DIRECTION:
Reproduce each record below exactly as written.

RECORD EXCERPTS:
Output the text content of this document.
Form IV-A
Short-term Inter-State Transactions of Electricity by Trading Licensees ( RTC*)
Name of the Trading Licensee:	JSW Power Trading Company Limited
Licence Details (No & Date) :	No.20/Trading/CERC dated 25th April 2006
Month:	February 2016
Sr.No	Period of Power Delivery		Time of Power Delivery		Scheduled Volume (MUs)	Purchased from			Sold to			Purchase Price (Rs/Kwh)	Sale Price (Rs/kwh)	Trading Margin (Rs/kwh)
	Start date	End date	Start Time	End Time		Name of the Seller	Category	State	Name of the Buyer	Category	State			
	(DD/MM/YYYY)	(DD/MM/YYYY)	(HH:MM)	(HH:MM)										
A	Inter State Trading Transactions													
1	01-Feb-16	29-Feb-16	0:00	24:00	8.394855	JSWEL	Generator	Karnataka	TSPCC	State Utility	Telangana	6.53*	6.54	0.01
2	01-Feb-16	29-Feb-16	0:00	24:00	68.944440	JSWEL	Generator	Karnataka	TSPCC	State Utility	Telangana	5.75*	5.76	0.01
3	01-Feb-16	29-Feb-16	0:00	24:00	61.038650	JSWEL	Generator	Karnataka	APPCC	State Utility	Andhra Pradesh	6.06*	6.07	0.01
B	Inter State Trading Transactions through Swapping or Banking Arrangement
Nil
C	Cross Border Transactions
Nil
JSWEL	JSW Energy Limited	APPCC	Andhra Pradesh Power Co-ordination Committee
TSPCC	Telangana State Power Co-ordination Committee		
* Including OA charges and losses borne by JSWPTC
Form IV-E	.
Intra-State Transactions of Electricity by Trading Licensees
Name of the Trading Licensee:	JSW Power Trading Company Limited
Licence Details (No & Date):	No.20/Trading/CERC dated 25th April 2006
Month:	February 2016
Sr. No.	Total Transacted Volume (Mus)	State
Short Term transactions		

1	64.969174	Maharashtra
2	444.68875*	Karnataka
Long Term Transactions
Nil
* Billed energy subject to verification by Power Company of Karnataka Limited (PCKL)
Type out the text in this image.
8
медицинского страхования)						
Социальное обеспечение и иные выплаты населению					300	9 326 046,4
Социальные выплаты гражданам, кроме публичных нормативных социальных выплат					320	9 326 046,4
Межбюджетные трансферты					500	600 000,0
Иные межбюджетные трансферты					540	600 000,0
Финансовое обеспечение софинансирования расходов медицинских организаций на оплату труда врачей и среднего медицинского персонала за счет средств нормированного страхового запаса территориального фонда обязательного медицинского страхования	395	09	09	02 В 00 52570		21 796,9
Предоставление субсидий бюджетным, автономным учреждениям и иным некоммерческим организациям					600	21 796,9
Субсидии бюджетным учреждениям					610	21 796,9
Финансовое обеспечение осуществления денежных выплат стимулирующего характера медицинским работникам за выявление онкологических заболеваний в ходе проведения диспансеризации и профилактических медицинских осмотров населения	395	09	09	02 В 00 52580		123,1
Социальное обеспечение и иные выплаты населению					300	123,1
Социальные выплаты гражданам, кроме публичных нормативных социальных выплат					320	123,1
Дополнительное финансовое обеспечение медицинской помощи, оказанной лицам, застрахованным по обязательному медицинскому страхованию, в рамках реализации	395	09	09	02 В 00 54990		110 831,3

WRITTEN ANSWER:
Output the text content of this document.
Form IV-A
Short-term Inter-State Transactions of Electricity by Trading Licensees ( RTC*)
Name of the Trading Licensee:	JSW Power Trading Company Limited
Licence Details (No & Date) :	No.20/Trading/CERC dated 25th April 2006
Month:	February 2016
Sr.No	Period of Power Delivery		Time of Power Delivery		Scheduled Volume (MUs)	Purchased from			Sold to			Purchase Price (Rs/Kwh)	Sale Price (Rs/kwh)	Trading Margin (Rs/kwh)
	Start date	End date	Start Time	End Time		Name of the Seller	Category	State	Name of the Buyer	Category	State			
	(DD/MM/YYYY)	(DD/MM/YYYY)	(HH:MM)	(HH:MM)										
A	Inter State Trading Transactions													
1	01-Feb-16	29-Feb-16	0:00	24:00	8.394855	JSWEL	Generator	Karnataka	TSPCC	State Utility	Telangana	6.53*	6.54	0.01
2	01-Feb-16	29-Feb-16	0:00	24:00	68.944440	JSWEL	Generator	Karnataka	TSPCC	State Utility	Telangana	5.75*	5.76	0.01
3	01-Feb-16	29-Feb-16	0:00	24:00	61.038650	JSWEL	Generator	Karnataka	APPCC	State Utility	Andhra Pradesh	6.06*	6.07	0.01
B	Inter State Trading Transactions through Swapping or Banking Arrangement
Nil
C	Cross Border Transactions
Nil
JSWEL	JSW Energy Limited	APPCC	Andhra Pradesh Power Co-ordination Committee
TSPCC	Telangana State Power Co-ordination Committee		
* Including OA charges and losses borne by JSWPTC
Form IV-E	.
Intra-State Transactions of Electricity by Trading Licensees
Name of the Trading Licensee:	JSW Power Trading Company Limited
Licence Details (No & Date):	No.20/Trading/CERC dated 25th April 2006
Month:	February 2016
Sr. No.	Total Transacted Volume (Mus)	State
Short Term transactions		

1	64.969174	Maharashtra
2	444.68875*	Karnataka
Long Term Transactions
Nil
* Billed energy subject to verification by Power Company of Karnataka Limited (PCKL)
Type out the text in this image.
8
медицинского страхования)						
Социальное обеспечение и иные выплаты населению					300	9 326 046,4
Социальные выплаты гражданам, кроме публичных нормативных социальных выплат					320	9 326 046,4
Межбюджетные трансферты					500	600 000,0
Иные межбюджетные трансферты					540	600 000,0
Финансовое обеспечение софинансирования расходов медицинских организаций на оплату труда врачей и среднего медицинского персонала за счет средств нормированного страхового запаса территориального фонда обязательного медицинского страхования	395	09	09	02 В 00 52570		21 796,9
Предоставление субсидий бюджетным, автономным учреждениям и иным некоммерческим организациям					600	21 796,9
Субсидии бюджетным учреждениям					610	21 796,9
Финансовое обеспечение осуществления денежных выплат стимулирующего характера медицинским работникам за выявление онкологических заболеваний в ходе проведения диспансеризации и профилактических медицинских осмотров населения	395	09	09	02 В 00 52580		123,1
Социальное обеспечение и иные выплаты населению					300	123,1
Социальные выплаты гражданам, кроме публичных нормативных социальных выплат					320	123,1
Дополнительное финансовое обеспечение медицинской помощи, оказанной лицам, застрахованным по обязательному медицинскому страхованию, в рамках реализации	395	09	09	02 В 00 54990		110 831,3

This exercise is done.